[The problem]: What follows is a set of entries. Give them again exactly, without the pictures.

[Supplied data]:
** START **
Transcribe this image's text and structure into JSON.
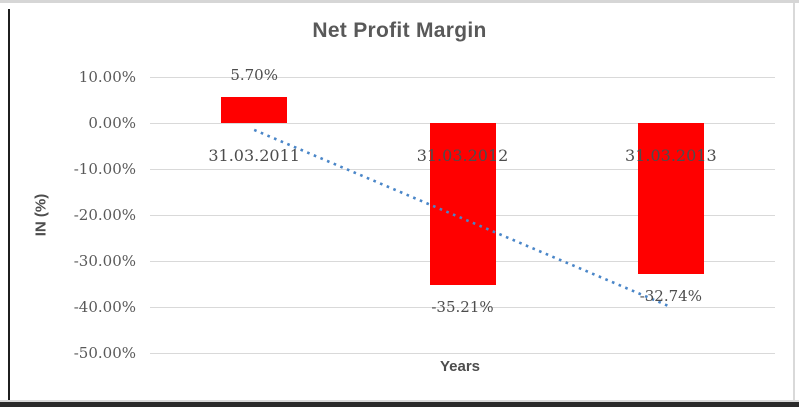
{
  "chart_data": {
    "type": "bar",
    "title": "Net Profit Margin",
    "xlabel": "Years",
    "ylabel": "IN (%)",
    "categories": [
      "31.03.2011",
      "31.03.2012",
      "31.03.2013"
    ],
    "values": [
      5.7,
      -35.21,
      -32.74
    ],
    "data_labels": [
      "5.70%",
      "-35.21%",
      "-32.74%"
    ],
    "y_ticks": [
      {
        "label": "10.00%",
        "value": 10
      },
      {
        "label": "0.00%",
        "value": 0
      },
      {
        "label": "-10.00%",
        "value": -10
      },
      {
        "label": "-20.00%",
        "value": -20
      },
      {
        "label": "-30.00%",
        "value": -30
      },
      {
        "label": "-40.00%",
        "value": -40
      },
      {
        "label": "-50.00%",
        "value": -50
      }
    ],
    "ylim": [
      -50,
      10
    ],
    "grid": true,
    "legend": "none",
    "bar_color": "#FF0000",
    "gridline_color": "#D9D9D9",
    "label_color": "#595959",
    "trendline": {
      "type": "linear",
      "style": "dotted",
      "color": "#4A86C8",
      "start_value": -1.5,
      "end_value": -40.0
    }
  }
}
** END **
[Answer for this exercise]:
Transcribe this image's text and structure into JSON.
{
  "chart_data": {
    "type": "bar",
    "title": "Net Profit Margin",
    "xlabel": "Years",
    "ylabel": "IN (%)",
    "categories": [
      "31.03.2011",
      "31.03.2012",
      "31.03.2013"
    ],
    "values": [
      5.7,
      -35.21,
      -32.74
    ],
    "data_labels": [
      "5.70%",
      "-35.21%",
      "-32.74%"
    ],
    "y_ticks": [
      {
        "label": "10.00%",
        "value": 10
      },
      {
        "label": "0.00%",
        "value": 0
      },
      {
        "label": "-10.00%",
        "value": -10
      },
      {
        "label": "-20.00%",
        "value": -20
      },
      {
        "label": "-30.00%",
        "value": -30
      },
      {
        "label": "-40.00%",
        "value": -40
      },
      {
        "label": "-50.00%",
        "value": -50
      }
    ],
    "ylim": [
      -50,
      10
    ],
    "grid": true,
    "legend": "none",
    "bar_color": "#FF0000",
    "gridline_color": "#D9D9D9",
    "label_color": "#595959",
    "trendline": {
      "type": "linear",
      "style": "dotted",
      "color": "#4A86C8",
      "start_value": -1.5,
      "end_value": -40.0
    }
  }
}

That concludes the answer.